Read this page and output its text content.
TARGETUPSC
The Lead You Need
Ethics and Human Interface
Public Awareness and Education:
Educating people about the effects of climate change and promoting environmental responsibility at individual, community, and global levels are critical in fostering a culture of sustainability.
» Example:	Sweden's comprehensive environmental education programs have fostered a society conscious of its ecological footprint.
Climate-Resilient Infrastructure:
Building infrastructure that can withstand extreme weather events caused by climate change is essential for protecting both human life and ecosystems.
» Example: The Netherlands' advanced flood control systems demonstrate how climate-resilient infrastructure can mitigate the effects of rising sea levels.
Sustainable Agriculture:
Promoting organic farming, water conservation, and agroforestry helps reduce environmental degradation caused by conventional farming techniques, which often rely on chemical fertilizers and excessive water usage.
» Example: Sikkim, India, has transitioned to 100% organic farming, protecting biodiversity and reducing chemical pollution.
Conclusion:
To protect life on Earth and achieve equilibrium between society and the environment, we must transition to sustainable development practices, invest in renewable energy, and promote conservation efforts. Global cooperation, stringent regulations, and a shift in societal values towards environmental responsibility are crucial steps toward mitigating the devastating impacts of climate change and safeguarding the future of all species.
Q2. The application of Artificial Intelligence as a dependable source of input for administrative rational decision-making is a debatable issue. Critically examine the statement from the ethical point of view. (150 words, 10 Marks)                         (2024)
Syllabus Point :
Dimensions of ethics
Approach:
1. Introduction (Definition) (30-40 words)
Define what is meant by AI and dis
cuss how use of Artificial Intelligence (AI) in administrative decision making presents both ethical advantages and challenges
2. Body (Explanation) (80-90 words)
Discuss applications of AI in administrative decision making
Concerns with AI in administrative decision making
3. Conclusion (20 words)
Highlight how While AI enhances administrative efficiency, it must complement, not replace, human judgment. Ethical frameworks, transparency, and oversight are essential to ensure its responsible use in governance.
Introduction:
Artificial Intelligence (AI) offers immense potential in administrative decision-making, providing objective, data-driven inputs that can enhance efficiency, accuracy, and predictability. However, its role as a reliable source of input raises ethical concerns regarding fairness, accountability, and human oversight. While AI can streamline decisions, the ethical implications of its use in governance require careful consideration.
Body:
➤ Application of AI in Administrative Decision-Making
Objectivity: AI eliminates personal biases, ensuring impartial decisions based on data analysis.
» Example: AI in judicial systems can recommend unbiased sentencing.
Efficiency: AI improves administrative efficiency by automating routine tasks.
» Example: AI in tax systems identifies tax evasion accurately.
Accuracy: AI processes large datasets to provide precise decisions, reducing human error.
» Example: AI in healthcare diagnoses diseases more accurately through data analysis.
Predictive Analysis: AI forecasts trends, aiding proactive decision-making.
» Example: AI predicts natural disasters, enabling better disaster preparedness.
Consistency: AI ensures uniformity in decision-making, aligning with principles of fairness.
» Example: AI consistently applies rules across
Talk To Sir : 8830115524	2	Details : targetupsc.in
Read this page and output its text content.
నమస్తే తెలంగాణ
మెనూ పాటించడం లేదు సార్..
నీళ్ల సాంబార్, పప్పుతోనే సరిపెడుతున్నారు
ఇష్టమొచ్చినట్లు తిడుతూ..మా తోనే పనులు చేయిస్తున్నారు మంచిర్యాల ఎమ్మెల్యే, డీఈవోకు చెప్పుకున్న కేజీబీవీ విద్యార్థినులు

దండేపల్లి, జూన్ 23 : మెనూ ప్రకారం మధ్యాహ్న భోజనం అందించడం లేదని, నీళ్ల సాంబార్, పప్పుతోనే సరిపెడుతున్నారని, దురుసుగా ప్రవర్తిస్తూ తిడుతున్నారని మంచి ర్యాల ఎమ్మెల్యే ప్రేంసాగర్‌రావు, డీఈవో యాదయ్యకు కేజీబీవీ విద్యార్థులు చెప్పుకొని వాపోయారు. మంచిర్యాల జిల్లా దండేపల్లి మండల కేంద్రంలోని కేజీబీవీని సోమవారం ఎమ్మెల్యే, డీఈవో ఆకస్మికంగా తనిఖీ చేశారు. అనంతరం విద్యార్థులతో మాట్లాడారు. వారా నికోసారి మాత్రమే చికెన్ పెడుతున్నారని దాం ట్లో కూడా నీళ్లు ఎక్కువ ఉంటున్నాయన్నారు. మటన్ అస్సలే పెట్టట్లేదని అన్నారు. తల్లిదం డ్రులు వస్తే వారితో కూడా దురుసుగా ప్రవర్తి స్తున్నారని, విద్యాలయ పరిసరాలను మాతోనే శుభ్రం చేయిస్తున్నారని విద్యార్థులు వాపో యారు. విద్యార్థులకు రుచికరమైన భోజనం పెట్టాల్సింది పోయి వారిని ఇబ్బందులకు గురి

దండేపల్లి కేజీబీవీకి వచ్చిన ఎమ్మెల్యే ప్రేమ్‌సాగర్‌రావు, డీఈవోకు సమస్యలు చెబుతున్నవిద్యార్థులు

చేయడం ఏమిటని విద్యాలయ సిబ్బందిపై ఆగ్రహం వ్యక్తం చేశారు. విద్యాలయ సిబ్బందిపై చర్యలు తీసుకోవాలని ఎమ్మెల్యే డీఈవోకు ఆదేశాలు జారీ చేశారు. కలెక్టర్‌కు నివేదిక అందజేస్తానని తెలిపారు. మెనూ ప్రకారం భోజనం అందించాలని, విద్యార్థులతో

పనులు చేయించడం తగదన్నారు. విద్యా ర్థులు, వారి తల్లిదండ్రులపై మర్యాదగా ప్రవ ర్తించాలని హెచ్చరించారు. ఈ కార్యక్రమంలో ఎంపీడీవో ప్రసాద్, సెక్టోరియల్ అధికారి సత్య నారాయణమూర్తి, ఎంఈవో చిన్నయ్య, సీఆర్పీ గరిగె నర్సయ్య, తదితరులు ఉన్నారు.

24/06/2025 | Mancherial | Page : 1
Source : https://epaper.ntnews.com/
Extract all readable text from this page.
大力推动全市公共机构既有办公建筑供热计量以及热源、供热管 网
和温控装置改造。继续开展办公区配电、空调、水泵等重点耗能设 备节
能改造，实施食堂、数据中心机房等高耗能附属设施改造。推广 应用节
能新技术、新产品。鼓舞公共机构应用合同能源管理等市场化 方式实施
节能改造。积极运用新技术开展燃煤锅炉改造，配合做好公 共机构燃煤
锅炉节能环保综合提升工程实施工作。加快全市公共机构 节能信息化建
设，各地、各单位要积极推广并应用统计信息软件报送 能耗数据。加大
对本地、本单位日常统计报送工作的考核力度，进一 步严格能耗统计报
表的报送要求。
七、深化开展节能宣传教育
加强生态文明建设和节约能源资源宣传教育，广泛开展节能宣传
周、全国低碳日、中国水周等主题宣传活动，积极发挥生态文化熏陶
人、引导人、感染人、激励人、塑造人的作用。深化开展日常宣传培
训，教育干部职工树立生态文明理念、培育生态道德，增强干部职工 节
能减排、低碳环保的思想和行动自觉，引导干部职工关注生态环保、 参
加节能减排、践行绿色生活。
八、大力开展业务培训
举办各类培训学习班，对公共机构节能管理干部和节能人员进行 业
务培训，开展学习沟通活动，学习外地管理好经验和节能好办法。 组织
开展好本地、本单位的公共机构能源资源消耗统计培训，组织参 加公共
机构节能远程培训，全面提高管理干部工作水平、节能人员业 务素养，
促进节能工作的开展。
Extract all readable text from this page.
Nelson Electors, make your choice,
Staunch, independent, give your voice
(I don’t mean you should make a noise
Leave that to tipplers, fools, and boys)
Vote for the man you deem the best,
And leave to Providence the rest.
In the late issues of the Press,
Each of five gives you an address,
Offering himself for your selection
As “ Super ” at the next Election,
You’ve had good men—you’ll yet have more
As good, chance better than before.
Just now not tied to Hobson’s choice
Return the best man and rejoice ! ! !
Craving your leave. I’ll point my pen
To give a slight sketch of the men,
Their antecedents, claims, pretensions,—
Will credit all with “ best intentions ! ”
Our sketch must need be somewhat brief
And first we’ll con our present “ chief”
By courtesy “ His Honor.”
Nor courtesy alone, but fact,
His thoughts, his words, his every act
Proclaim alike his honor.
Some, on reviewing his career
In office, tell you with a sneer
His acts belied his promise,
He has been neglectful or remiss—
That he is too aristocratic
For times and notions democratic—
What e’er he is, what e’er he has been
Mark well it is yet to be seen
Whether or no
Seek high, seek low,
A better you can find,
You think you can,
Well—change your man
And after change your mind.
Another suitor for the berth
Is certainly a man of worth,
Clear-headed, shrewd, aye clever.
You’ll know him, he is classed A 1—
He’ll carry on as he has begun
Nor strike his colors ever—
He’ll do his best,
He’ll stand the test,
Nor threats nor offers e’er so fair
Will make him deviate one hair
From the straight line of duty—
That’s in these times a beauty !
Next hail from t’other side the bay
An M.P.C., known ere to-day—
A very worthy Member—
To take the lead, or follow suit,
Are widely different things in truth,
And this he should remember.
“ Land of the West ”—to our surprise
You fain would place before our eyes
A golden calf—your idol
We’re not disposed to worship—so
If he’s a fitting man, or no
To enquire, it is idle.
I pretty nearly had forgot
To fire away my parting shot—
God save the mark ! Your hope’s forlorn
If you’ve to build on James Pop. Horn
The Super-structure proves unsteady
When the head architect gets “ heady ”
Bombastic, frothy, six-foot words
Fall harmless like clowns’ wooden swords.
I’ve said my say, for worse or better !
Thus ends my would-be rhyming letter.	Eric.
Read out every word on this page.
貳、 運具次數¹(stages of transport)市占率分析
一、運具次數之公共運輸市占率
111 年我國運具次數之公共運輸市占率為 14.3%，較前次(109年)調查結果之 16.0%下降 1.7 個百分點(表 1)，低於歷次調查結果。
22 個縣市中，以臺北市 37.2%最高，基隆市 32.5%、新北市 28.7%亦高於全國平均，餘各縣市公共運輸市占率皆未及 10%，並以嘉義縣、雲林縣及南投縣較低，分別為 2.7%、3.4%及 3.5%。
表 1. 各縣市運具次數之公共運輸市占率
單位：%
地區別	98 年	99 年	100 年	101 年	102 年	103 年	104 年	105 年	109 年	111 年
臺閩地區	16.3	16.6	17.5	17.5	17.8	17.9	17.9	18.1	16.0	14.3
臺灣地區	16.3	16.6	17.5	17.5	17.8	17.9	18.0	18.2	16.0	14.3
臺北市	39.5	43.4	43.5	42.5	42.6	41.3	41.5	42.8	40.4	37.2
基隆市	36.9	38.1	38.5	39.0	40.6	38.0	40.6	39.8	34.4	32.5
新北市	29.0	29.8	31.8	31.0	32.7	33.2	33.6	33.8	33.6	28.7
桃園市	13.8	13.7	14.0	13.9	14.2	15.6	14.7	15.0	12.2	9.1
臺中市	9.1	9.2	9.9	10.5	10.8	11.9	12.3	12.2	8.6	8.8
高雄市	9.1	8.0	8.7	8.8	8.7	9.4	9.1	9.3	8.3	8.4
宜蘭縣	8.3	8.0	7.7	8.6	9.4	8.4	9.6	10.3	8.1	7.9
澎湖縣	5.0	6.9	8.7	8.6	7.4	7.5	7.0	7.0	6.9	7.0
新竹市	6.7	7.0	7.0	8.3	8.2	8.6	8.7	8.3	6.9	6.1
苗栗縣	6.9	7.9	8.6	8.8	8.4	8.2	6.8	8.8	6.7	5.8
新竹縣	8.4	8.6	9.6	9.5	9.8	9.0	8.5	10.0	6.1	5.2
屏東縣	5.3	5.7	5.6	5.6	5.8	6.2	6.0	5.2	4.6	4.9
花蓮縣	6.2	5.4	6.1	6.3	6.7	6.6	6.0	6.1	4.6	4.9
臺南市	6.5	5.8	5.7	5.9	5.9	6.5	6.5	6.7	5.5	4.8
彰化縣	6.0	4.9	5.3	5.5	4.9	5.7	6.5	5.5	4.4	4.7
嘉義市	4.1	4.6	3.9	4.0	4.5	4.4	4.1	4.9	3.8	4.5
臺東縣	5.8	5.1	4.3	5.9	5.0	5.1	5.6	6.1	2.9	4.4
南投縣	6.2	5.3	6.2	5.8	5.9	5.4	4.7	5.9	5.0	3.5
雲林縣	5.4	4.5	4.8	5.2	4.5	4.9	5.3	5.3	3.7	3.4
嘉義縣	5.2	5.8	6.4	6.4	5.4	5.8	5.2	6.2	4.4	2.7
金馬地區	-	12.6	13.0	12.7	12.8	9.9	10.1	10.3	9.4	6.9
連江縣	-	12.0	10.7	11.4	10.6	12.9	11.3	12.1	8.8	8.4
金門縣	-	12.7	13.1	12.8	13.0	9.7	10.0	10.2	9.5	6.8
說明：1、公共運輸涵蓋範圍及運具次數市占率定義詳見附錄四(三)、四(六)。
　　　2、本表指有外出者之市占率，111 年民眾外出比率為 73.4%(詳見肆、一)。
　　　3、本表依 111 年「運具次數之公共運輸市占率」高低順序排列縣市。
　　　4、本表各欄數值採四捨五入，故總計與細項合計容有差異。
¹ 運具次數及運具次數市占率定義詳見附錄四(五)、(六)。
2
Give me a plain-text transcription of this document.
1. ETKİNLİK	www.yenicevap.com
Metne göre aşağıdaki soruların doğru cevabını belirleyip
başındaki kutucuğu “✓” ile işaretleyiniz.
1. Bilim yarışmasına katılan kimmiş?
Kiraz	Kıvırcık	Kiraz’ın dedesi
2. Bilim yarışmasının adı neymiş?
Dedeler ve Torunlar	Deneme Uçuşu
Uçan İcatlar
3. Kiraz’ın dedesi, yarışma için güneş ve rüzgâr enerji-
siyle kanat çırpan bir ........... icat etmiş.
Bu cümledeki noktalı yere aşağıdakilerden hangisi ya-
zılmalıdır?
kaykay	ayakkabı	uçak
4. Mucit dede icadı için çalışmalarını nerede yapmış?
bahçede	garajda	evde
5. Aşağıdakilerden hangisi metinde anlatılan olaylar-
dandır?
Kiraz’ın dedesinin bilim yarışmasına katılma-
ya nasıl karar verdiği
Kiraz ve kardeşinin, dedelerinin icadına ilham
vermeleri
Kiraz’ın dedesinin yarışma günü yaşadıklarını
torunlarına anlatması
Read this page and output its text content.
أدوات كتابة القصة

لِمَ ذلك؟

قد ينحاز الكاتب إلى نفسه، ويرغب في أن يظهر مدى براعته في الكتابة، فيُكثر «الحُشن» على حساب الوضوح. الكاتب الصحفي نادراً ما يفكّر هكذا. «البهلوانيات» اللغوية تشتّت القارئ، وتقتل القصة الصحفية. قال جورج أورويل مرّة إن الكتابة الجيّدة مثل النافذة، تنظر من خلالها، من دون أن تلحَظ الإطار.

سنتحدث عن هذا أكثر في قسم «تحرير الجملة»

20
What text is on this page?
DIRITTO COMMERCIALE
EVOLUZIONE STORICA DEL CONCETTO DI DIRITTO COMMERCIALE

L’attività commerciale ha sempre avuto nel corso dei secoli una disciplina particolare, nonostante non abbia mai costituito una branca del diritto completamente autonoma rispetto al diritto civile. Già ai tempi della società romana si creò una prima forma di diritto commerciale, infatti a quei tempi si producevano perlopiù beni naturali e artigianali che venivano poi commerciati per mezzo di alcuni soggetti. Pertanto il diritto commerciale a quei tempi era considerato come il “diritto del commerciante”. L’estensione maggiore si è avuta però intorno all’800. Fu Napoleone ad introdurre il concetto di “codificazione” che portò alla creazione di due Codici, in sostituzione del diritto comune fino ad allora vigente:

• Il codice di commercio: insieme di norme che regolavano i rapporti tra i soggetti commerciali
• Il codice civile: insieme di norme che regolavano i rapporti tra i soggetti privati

· · · ·

* **GIVEN PROBLEM**
Copy every line from the entries that contains the word "effects".

* **TASK ANSWER**
Educating people about the effects of climate change and promoting environmental responsibility at individual, community, and global levels are critical in fostering a culture of sustainability.
» Example: The Netherlands' advanced flood control systems demonstrate how climate-resilient infrastructure can mitigate the effects of rising sea levels.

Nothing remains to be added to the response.